::: Texto mostrado :::
Las lluvias iniciales del invierno, en Junín, han generado nuevos riesgos en la vía Junín-Portoviejo, afectando la variante provisional y amenazando la conectividad cantonal y provincial.
Las precipitaciones han comenzado a impactar el cerro Junín, una zona históricamente vulnerable a deslizamientos durante la temporada invernal en la provincia de Manabí.
Este sector alberga uno de los principales ejes viales del cantón, utilizado diariamente para el transporte de personas, productos y servicios esenciales.
El punto más crítico se localiza en el tramo habilitado como variante provisional, actualmente la única vía operativa tras el colapso anterior.
Antecedentes del colapso vial
Durante el invierno pasado, la vía principal Junín-Portoviejo colapsó por completo, dejando al cantón temporalmente incomunicado del resto de la provincia.
:::
**Instrucciones:**
a. En el texto sobre la vía Junín-Portoviejo, ¿qué le sucedió a la vía principal durante el invierno pasado?
b. Prosiga el texto sobre la vía Junín-Portoviejo a partir de su última oración.
Los registros no guardan relación alguna con el texto.
::: Datos registrados :::
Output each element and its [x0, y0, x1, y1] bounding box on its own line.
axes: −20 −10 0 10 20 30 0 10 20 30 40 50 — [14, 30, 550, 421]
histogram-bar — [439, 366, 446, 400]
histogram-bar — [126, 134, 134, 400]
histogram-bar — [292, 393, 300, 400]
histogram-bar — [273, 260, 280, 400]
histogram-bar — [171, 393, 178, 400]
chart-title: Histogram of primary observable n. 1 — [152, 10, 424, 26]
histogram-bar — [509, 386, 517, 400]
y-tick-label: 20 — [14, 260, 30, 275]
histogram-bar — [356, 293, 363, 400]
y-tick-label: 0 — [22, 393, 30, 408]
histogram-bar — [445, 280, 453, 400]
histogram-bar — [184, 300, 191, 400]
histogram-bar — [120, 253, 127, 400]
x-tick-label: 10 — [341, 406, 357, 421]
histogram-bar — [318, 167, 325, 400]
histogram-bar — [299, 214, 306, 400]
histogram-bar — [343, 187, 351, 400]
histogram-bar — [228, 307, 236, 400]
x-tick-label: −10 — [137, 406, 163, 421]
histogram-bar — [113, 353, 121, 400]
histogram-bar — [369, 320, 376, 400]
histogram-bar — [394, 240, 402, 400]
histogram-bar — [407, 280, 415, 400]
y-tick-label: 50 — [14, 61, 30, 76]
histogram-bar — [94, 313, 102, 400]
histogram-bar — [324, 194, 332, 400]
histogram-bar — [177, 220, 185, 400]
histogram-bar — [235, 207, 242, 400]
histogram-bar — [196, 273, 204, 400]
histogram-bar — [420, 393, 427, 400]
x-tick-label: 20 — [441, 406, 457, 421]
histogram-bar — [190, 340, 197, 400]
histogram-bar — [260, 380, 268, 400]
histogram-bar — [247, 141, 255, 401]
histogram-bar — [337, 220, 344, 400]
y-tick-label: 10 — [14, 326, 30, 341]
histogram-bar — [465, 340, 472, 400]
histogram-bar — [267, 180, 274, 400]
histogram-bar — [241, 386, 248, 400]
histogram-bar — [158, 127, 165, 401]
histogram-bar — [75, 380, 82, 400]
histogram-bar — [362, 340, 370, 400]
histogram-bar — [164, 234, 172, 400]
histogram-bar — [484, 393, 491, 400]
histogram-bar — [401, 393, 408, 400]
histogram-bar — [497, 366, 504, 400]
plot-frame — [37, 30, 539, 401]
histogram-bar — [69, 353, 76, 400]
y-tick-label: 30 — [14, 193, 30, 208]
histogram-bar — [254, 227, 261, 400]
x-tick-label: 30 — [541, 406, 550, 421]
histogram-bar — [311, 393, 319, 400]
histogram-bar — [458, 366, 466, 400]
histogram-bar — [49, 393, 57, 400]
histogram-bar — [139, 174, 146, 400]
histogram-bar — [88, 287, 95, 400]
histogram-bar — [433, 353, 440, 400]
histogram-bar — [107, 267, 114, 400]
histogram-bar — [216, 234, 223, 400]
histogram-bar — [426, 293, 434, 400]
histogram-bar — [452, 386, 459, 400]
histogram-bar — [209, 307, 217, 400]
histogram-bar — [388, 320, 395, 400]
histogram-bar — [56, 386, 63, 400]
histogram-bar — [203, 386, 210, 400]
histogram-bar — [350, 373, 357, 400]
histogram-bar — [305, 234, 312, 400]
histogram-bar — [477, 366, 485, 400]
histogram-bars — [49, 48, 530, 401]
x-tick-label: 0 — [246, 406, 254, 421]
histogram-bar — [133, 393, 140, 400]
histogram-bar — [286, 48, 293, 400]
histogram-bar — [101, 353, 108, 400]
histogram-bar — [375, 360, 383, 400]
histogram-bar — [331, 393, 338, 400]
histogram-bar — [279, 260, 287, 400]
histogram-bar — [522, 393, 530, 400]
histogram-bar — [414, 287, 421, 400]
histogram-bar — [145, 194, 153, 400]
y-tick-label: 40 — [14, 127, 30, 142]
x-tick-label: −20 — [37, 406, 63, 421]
:::
**Respuestas por tarea:**
a. Colapsó por completo y dejó al cantón temporalmente incomunicado del resto de la provincia.

b.
Ante esa emergencia, el alcalde Jonás Intriago activó al equipo técnico y operativo municipal para restablecer el tránsito vehicular.
La solución inmediata fue la apertura de un tramo alterno, construido con apoyo de la Prefectura de Manabí y, posteriormente, del MTOP.
Esta variante permitió recuperar la conectividad y evitar mayores afectaciones económicas, sociales y sanitarias para la población del cantón Junín.
Durante el verano, el Municipio insistió en la necesidad de una intervención integral para evitar nuevos colapsos en el cerro.
Los taludes fueron identificados como el principal riesgo geotécnico, debido a su inestabilidad y alta probabilidad de deslizamientos.
Advertencias técnicas y trabajos pendientes
La Alcaldía de Junín realizó reiterados llamados a la cartera de Estado correspondiente para estabilizar los taludes antes del inicio del invierno.
Estas advertencias se basaron en evaluaciones técnicas que señalaban la vulnerabilidad del terreno ante lluvias prolongadas o intensas.
Sin embargo, las obras no se ejecutaron de manera oportuna y quedaron interrumpidas con el inicio de la temporada invernal.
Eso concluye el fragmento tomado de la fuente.